* [WHAT TO PRODUCE]: Scan the lines below for the string "JSON" and copy every one that has it.

──────── INPUT ROWS

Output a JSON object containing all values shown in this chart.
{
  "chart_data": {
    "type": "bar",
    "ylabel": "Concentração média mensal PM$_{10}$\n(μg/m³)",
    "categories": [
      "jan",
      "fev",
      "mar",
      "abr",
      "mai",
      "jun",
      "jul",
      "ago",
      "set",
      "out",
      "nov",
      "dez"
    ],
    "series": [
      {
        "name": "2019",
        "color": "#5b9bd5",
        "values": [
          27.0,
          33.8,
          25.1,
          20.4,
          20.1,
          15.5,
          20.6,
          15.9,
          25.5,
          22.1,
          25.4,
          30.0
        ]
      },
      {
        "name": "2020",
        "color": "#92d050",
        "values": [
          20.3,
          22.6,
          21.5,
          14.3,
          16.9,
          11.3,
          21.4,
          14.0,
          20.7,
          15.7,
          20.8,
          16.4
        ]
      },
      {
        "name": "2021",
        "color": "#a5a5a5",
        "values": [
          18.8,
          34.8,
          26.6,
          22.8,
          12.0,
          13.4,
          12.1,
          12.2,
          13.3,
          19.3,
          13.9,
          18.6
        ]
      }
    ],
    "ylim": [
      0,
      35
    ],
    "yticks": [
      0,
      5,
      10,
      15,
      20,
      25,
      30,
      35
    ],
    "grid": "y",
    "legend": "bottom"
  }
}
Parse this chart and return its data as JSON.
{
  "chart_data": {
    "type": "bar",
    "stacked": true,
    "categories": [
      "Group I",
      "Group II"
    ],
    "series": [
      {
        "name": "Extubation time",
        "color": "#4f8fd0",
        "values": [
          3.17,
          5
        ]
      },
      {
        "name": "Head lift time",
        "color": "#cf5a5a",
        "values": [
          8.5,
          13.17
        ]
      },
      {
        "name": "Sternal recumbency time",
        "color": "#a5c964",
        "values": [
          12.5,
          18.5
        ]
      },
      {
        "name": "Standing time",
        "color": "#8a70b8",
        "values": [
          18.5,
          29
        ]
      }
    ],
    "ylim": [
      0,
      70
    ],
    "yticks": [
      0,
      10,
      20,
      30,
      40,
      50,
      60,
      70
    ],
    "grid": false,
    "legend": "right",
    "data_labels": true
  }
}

────────────────

* [EXPECTED OUTPUT]:
Output a JSON object containing all values shown in this chart.
Parse this chart and return its data as JSON.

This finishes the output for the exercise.